SET EXERCISE »
Go through the entries below, tally each line with the string "Disc", and give the final number by itself.

ENTRIES »
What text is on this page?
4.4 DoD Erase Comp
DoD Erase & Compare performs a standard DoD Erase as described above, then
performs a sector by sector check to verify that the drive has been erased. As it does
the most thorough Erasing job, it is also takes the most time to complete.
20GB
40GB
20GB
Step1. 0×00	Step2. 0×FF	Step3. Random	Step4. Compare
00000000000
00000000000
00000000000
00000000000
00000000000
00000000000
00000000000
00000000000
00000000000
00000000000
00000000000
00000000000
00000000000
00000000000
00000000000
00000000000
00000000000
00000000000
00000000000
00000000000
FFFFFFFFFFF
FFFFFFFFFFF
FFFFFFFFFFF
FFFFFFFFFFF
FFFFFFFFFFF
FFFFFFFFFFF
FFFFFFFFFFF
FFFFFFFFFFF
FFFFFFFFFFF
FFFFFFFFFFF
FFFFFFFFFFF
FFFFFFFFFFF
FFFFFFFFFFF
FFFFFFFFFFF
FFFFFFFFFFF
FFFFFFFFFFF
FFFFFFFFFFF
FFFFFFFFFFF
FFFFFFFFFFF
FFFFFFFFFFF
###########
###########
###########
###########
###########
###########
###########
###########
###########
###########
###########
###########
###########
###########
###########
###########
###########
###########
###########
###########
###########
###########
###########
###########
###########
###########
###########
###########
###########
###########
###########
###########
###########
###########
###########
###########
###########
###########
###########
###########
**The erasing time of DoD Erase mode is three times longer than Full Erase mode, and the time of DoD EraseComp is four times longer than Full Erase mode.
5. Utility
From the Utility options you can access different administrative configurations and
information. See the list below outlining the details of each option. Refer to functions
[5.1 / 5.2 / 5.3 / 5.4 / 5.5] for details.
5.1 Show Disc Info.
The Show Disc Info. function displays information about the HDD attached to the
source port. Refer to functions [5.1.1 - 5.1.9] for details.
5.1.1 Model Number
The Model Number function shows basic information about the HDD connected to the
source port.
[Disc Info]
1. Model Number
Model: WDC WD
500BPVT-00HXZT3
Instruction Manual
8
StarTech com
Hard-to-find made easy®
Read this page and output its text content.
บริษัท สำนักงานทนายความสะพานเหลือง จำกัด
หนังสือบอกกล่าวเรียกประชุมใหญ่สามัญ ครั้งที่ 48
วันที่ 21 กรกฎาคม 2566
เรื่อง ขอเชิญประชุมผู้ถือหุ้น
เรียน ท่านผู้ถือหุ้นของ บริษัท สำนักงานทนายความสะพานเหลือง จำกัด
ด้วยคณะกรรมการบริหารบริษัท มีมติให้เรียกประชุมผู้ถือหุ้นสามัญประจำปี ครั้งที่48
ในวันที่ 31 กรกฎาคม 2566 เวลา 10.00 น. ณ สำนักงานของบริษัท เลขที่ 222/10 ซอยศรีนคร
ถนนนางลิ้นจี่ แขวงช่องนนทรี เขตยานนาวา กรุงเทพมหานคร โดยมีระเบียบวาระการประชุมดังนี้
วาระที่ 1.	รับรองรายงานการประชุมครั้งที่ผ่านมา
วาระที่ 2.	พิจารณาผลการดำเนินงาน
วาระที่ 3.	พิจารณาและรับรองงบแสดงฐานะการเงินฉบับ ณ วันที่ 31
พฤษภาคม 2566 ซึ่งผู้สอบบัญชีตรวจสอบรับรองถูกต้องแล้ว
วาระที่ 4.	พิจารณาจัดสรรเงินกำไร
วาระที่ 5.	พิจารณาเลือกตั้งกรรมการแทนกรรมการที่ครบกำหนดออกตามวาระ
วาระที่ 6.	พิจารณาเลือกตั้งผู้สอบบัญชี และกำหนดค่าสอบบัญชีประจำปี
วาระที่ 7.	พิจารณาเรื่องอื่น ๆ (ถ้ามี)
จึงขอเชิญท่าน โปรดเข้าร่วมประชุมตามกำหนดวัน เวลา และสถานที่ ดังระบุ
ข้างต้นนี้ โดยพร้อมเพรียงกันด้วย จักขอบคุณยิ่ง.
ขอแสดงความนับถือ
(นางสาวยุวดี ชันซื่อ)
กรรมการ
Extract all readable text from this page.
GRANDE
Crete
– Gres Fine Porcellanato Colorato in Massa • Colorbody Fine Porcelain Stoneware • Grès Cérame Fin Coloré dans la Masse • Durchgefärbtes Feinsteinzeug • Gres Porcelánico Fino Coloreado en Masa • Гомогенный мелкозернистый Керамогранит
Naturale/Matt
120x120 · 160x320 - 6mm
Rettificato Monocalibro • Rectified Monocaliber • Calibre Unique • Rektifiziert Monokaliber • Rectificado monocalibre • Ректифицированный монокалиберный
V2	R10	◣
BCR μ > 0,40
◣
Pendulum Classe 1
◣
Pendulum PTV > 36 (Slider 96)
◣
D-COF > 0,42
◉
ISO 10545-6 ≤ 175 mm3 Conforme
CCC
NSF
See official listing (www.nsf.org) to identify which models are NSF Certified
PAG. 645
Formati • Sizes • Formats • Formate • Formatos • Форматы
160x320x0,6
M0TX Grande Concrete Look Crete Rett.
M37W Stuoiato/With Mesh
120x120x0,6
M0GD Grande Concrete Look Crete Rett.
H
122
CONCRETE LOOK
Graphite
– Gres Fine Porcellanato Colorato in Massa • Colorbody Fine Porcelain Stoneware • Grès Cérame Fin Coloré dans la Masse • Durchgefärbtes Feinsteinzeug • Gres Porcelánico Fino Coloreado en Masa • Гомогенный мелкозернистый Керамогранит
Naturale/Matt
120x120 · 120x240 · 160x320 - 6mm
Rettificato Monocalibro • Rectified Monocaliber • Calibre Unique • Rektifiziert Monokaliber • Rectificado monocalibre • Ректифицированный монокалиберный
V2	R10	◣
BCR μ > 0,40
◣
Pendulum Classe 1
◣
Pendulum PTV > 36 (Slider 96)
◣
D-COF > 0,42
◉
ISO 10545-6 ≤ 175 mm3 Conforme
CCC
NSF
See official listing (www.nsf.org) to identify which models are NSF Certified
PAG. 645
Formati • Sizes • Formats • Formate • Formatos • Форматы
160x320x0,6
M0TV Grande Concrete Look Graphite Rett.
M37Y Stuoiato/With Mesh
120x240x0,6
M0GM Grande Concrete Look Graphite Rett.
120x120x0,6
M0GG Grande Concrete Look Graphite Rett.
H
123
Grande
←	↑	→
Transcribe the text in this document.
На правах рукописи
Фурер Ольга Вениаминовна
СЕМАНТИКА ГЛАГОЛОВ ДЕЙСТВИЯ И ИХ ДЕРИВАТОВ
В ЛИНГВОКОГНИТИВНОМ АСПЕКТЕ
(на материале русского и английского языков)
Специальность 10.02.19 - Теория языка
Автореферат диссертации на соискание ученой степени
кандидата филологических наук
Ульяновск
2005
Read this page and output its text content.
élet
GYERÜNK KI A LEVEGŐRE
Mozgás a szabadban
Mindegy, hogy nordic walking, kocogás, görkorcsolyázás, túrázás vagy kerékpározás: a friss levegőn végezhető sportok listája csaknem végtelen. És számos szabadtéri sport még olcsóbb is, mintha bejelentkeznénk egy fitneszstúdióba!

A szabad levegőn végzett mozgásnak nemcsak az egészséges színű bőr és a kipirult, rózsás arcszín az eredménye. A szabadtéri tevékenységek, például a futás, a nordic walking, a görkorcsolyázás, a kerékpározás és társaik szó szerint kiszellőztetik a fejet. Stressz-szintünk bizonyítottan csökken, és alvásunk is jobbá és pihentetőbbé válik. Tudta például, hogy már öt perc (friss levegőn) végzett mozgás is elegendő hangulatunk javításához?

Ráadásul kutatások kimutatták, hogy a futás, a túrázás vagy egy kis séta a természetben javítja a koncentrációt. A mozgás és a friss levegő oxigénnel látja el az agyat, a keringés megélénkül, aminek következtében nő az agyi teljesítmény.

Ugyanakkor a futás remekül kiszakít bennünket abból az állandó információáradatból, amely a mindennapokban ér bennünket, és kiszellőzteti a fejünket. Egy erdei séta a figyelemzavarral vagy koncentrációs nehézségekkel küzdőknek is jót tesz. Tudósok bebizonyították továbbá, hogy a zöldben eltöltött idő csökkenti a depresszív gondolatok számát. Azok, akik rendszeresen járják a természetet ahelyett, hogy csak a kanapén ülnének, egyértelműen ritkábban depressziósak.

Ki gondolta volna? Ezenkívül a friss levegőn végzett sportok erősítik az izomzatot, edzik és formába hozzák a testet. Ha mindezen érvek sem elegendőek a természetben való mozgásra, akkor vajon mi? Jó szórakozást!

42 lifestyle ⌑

RESPONSE BELOW »
3